Repeat the data verbatim.

# START OF LISTED ENTRIES

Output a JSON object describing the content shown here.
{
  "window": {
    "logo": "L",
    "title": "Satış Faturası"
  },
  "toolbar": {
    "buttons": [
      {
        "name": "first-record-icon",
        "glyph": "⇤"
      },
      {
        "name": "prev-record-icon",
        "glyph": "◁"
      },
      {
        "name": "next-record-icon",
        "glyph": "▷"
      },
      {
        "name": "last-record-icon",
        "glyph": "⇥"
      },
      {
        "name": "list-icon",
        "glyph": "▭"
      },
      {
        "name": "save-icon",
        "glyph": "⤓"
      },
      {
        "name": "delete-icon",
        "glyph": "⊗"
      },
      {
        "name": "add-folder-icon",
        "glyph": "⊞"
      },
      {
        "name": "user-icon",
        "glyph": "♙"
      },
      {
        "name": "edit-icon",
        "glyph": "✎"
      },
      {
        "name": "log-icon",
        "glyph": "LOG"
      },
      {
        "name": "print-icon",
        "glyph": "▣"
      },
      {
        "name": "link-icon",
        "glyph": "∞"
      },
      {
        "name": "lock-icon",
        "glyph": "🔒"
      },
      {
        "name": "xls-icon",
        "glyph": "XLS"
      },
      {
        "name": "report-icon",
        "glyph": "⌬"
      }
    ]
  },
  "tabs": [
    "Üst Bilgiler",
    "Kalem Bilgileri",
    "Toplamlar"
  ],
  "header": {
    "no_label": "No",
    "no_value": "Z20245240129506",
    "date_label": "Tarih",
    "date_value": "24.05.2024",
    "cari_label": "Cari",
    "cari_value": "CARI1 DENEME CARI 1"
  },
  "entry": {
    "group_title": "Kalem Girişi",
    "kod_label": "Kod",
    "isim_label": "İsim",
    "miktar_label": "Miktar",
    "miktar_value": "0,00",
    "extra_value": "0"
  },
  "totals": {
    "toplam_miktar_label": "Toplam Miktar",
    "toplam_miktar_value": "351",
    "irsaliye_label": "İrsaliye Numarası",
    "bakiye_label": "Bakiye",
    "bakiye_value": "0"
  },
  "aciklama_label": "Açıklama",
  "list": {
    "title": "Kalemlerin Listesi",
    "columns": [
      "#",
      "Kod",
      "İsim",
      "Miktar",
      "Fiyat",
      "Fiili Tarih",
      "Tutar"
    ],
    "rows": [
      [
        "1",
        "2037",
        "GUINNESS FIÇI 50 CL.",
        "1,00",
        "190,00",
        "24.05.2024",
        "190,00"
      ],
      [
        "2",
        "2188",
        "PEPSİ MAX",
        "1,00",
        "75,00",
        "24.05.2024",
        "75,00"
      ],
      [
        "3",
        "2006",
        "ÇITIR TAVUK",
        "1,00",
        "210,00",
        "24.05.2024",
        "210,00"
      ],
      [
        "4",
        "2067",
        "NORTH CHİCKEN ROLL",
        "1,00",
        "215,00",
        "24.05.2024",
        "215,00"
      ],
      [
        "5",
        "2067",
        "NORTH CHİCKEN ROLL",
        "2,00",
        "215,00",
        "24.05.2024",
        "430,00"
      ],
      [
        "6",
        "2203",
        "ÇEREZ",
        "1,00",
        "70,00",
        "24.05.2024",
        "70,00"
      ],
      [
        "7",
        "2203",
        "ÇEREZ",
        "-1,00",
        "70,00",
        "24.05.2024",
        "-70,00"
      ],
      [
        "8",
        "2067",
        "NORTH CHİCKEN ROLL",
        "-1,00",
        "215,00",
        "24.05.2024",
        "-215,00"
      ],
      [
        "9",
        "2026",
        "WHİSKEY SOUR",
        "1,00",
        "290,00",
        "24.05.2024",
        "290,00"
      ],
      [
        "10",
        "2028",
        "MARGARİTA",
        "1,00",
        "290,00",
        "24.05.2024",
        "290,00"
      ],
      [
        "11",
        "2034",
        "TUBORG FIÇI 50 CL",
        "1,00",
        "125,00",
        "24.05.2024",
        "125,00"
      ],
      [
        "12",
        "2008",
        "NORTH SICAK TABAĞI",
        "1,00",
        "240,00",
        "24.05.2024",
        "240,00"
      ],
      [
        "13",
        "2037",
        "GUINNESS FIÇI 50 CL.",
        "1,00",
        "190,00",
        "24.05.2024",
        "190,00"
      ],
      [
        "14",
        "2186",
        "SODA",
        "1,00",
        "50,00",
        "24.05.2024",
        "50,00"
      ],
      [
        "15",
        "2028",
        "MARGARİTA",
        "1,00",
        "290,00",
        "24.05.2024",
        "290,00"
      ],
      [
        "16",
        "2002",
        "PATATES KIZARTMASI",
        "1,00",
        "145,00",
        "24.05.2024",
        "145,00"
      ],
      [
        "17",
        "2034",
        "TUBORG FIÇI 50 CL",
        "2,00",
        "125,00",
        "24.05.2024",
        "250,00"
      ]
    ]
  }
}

# END OF LISTED ENTRIES

SOLUTION FOR THIS TASK:
Output a JSON object describing the content shown here.
{
  "window": {
    "logo": "L",
    "title": "Satış Faturası"
  },
  "toolbar": {
    "buttons": [
      {
        "name": "first-record-icon",
        "glyph": "⇤"
      },
      {
        "name": "prev-record-icon",
        "glyph": "◁"
      },
      {
        "name": "next-record-icon",
        "glyph": "▷"
      },
      {
        "name": "last-record-icon",
        "glyph": "⇥"
      },
      {
        "name": "list-icon",
        "glyph": "▭"
      },
      {
        "name": "save-icon",
        "glyph": "⤓"
      },
      {
        "name": "delete-icon",
        "glyph": "⊗"
      },
      {
        "name": "add-folder-icon",
        "glyph": "⊞"
      },
      {
        "name": "user-icon",
        "glyph": "♙"
      },
      {
        "name": "edit-icon",
        "glyph": "✎"
      },
      {
        "name": "log-icon",
        "glyph": "LOG"
      },
      {
        "name": "print-icon",
        "glyph": "▣"
      },
      {
        "name": "link-icon",
        "glyph": "∞"
      },
      {
        "name": "lock-icon",
        "glyph": "🔒"
      },
      {
        "name": "xls-icon",
        "glyph": "XLS"
      },
      {
        "name": "report-icon",
        "glyph": "⌬"
      }
    ]
  },
  "tabs": [
    "Üst Bilgiler",
    "Kalem Bilgileri",
    "Toplamlar"
  ],
  "header": {
    "no_label": "No",
    "no_value": "Z20245240129506",
    "date_label": "Tarih",
    "date_value": "24.05.2024",
    "cari_label": "Cari",
    "cari_value": "CARI1 DENEME CARI 1"
  },
  "entry": {
    "group_title": "Kalem Girişi",
    "kod_label": "Kod",
    "isim_label": "İsim",
    "miktar_label": "Miktar",
    "miktar_value": "0,00",
    "extra_value": "0"
  },
  "totals": {
    "toplam_miktar_label": "Toplam Miktar",
    "toplam_miktar_value": "351",
    "irsaliye_label": "İrsaliye Numarası",
    "bakiye_label": "Bakiye",
    "bakiye_value": "0"
  },
  "aciklama_label": "Açıklama",
  "list": {
    "title": "Kalemlerin Listesi",
    "columns": [
      "#",
      "Kod",
      "İsim",
      "Miktar",
      "Fiyat",
      "Fiili Tarih",
      "Tutar"
    ],
    "rows": [
      [
        "1",
        "2037",
        "GUINNESS FIÇI 50 CL.",
        "1,00",
        "190,00",
        "24.05.2024",
        "190,00"
      ],
      [
        "2",
        "2188",
        "PEPSİ MAX",
        "1,00",
        "75,00",
        "24.05.2024",
        "75,00"
      ],
      [
        "3",
        "2006",
        "ÇITIR TAVUK",
        "1,00",
        "210,00",
        "24.05.2024",
        "210,00"
      ],
      [
        "4",
        "2067",
        "NORTH CHİCKEN ROLL",
        "1,00",
        "215,00",
        "24.05.2024",
        "215,00"
      ],
      [
        "5",
        "2067",
        "NORTH CHİCKEN ROLL",
        "2,00",
        "215,00",
        "24.05.2024",
        "430,00"
      ],
      [
        "6",
        "2203",
        "ÇEREZ",
        "1,00",
        "70,00",
        "24.05.2024",
        "70,00"
      ],
      [
        "7",
        "2203",
        "ÇEREZ",
        "-1,00",
        "70,00",
        "24.05.2024",
        "-70,00"
      ],
      [
        "8",
        "2067",
        "NORTH CHİCKEN ROLL",
        "-1,00",
        "215,00",
        "24.05.2024",
        "-215,00"
      ],
      [
        "9",
        "2026",
        "WHİSKEY SOUR",
        "1,00",
        "290,00",
        "24.05.2024",
        "290,00"
      ],
      [
        "10",
        "2028",
        "MARGARİTA",
        "1,00",
        "290,00",
        "24.05.2024",
        "290,00"
      ],
      [
        "11",
        "2034",
        "TUBORG FIÇI 50 CL",
        "1,00",
        "125,00",
        "24.05.2024",
        "125,00"
      ],
      [
        "12",
        "2008",
        "NORTH SICAK TABAĞI",
        "1,00",
        "240,00",
        "24.05.2024",
        "240,00"
      ],
      [
        "13",
        "2037",
        "GUINNESS FIÇI 50 CL.",
        "1,00",
        "190,00",
        "24.05.2024",
        "190,00"
      ],
      [
        "14",
        "2186",
        "SODA",
        "1,00",
        "50,00",
        "24.05.2024",
        "50,00"
      ],
      [
        "15",
        "2028",
        "MARGARİTA",
        "1,00",
        "290,00",
        "24.05.2024",
        "290,00"
      ],
      [
        "16",
        "2002",
        "PATATES KIZARTMASI",
        "1,00",
        "145,00",
        "24.05.2024",
        "145,00"
      ],
      [
        "17",
        "2034",
        "TUBORG FIÇI 50 CL",
        "2,00",
        "125,00",
        "24.05.2024",
        "250,00"
      ]
    ]
  }
}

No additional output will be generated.